··· Dataset entries ···

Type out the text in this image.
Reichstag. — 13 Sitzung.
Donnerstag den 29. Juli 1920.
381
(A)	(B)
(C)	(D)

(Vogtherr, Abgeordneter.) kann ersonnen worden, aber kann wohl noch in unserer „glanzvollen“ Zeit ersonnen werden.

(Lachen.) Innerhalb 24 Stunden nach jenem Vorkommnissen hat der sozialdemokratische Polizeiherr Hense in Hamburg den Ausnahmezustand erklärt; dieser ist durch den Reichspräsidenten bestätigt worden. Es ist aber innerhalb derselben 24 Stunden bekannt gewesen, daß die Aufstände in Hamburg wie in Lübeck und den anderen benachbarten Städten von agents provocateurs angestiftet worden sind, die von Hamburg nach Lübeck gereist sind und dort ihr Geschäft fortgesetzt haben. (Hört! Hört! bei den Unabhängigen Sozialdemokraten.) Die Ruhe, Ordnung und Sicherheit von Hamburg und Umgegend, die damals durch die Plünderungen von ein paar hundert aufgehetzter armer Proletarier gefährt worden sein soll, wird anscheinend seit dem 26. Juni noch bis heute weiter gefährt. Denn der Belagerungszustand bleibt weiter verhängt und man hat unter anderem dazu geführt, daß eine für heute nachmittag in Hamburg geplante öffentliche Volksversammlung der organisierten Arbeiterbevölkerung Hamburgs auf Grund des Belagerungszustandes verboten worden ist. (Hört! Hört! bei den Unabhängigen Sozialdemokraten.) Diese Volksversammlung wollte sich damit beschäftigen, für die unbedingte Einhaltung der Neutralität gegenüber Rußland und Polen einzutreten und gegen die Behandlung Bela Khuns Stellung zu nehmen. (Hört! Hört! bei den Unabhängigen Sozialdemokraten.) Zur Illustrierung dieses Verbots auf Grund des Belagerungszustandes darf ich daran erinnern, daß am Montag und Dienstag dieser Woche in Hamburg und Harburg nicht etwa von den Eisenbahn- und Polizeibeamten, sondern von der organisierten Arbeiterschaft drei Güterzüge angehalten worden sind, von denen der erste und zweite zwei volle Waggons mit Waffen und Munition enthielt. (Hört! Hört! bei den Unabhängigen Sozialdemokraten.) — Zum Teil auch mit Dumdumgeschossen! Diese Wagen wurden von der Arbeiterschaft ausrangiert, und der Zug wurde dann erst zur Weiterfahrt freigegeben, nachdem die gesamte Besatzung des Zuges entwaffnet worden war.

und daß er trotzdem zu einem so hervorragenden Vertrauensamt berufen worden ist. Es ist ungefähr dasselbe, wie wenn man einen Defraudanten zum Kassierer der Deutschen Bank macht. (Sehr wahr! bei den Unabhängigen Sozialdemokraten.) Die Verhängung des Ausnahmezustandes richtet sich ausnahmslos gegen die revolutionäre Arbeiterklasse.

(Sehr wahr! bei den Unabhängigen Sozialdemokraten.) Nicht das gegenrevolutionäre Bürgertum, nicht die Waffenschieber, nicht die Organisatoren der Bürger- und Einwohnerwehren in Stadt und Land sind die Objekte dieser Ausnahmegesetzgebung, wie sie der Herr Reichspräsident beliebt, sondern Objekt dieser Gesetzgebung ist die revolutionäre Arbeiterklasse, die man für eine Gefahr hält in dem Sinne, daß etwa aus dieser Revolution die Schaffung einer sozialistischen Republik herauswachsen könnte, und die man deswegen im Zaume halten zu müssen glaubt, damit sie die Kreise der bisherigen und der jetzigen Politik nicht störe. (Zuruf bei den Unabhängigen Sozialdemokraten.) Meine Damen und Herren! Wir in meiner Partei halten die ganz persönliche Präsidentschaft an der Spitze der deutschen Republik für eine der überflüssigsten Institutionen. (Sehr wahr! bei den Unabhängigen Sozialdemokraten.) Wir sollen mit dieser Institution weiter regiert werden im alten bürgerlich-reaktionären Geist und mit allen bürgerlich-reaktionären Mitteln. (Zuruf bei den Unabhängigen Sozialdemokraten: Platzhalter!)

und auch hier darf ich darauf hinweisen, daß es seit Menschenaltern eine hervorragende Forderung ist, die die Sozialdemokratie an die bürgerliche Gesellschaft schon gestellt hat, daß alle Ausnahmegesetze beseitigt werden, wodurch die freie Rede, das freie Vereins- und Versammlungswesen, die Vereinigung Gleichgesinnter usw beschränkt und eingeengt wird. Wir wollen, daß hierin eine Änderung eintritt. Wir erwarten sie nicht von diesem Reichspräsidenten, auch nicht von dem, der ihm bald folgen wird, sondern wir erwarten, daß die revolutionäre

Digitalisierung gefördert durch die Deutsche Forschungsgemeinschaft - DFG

···

Short problem =>
Print all of the entries exactly as they appear.

Completed task =>
Type out the text in this image.
Reichstag. — 13 Sitzung.
Donnerstag den 29. Juli 1920.
381
(A)	(B)
(C)	(D)

(Vogtherr, Abgeordneter.) kann ersonnen worden, aber kann wohl noch in unserer „glanzvollen“ Zeit ersonnen werden.

(Lachen.) Innerhalb 24 Stunden nach jenem Vorkommnissen hat der sozialdemokratische Polizeiherr Hense in Hamburg den Ausnahmezustand erklärt; dieser ist durch den Reichspräsidenten bestätigt worden. Es ist aber innerhalb derselben 24 Stunden bekannt gewesen, daß die Aufstände in Hamburg wie in Lübeck und den anderen benachbarten Städten von agents provocateurs angestiftet worden sind, die von Hamburg nach Lübeck gereist sind und dort ihr Geschäft fortgesetzt haben. (Hört! Hört! bei den Unabhängigen Sozialdemokraten.) Die Ruhe, Ordnung und Sicherheit von Hamburg und Umgegend, die damals durch die Plünderungen von ein paar hundert aufgehetzter armer Proletarier gefährt worden sein soll, wird anscheinend seit dem 26. Juni noch bis heute weiter gefährt. Denn der Belagerungszustand bleibt weiter verhängt und man hat unter anderem dazu geführt, daß eine für heute nachmittag in Hamburg geplante öffentliche Volksversammlung der organisierten Arbeiterbevölkerung Hamburgs auf Grund des Belagerungszustandes verboten worden ist. (Hört! Hört! bei den Unabhängigen Sozialdemokraten.) Diese Volksversammlung wollte sich damit beschäftigen, für die unbedingte Einhaltung der Neutralität gegenüber Rußland und Polen einzutreten und gegen die Behandlung Bela Khuns Stellung zu nehmen. (Hört! Hört! bei den Unabhängigen Sozialdemokraten.) Zur Illustrierung dieses Verbots auf Grund des Belagerungszustandes darf ich daran erinnern, daß am Montag und Dienstag dieser Woche in Hamburg und Harburg nicht etwa von den Eisenbahn- und Polizeibeamten, sondern von der organisierten Arbeiterschaft drei Güterzüge angehalten worden sind, von denen der erste und zweite zwei volle Waggons mit Waffen und Munition enthielt. (Hört! Hört! bei den Unabhängigen Sozialdemokraten.) — Zum Teil auch mit Dumdumgeschossen! Diese Wagen wurden von der Arbeiterschaft ausrangiert, und der Zug wurde dann erst zur Weiterfahrt freigegeben, nachdem die gesamte Besatzung des Zuges entwaffnet worden war.

und daß er trotzdem zu einem so hervorragenden Vertrauensamt berufen worden ist. Es ist ungefähr dasselbe, wie wenn man einen Defraudanten zum Kassierer der Deutschen Bank macht. (Sehr wahr! bei den Unabhängigen Sozialdemokraten.) Die Verhängung des Ausnahmezustandes richtet sich ausnahmslos gegen die revolutionäre Arbeiterklasse.

(Sehr wahr! bei den Unabhängigen Sozialdemokraten.) Nicht das gegenrevolutionäre Bürgertum, nicht die Waffenschieber, nicht die Organisatoren der Bürger- und Einwohnerwehren in Stadt und Land sind die Objekte dieser Ausnahmegesetzgebung, wie sie der Herr Reichspräsident beliebt, sondern Objekt dieser Gesetzgebung ist die revolutionäre Arbeiterklasse, die man für eine Gefahr hält in dem Sinne, daß etwa aus dieser Revolution die Schaffung einer sozialistischen Republik herauswachsen könnte, und die man deswegen im Zaume halten zu müssen glaubt, damit sie die Kreise der bisherigen und der jetzigen Politik nicht störe. (Zuruf bei den Unabhängigen Sozialdemokraten.) Meine Damen und Herren! Wir in meiner Partei halten die ganz persönliche Präsidentschaft an der Spitze der deutschen Republik für eine der überflüssigsten Institutionen. (Sehr wahr! bei den Unabhängigen Sozialdemokraten.) Wir sollen mit dieser Institution weiter regiert werden im alten bürgerlich-reaktionären Geist und mit allen bürgerlich-reaktionären Mitteln. (Zuruf bei den Unabhängigen Sozialdemokraten: Platzhalter!)

und auch hier darf ich darauf hinweisen, daß es seit Menschenaltern eine hervorragende Forderung ist, die die Sozialdemokratie an die bürgerliche Gesellschaft schon gestellt hat, daß alle Ausnahmegesetze beseitigt werden, wodurch die freie Rede, das freie Vereins- und Versammlungswesen, die Vereinigung Gleichgesinnter usw beschränkt und eingeengt wird. Wir wollen, daß hierin eine Änderung eintritt. Wir erwarten sie nicht von diesem Reichspräsidenten, auch nicht von dem, der ihm bald folgen wird, sondern wir erwarten, daß die revolutionäre

Digitalisierung gefördert durch die Deutsche Forschungsgemeinschaft - DFG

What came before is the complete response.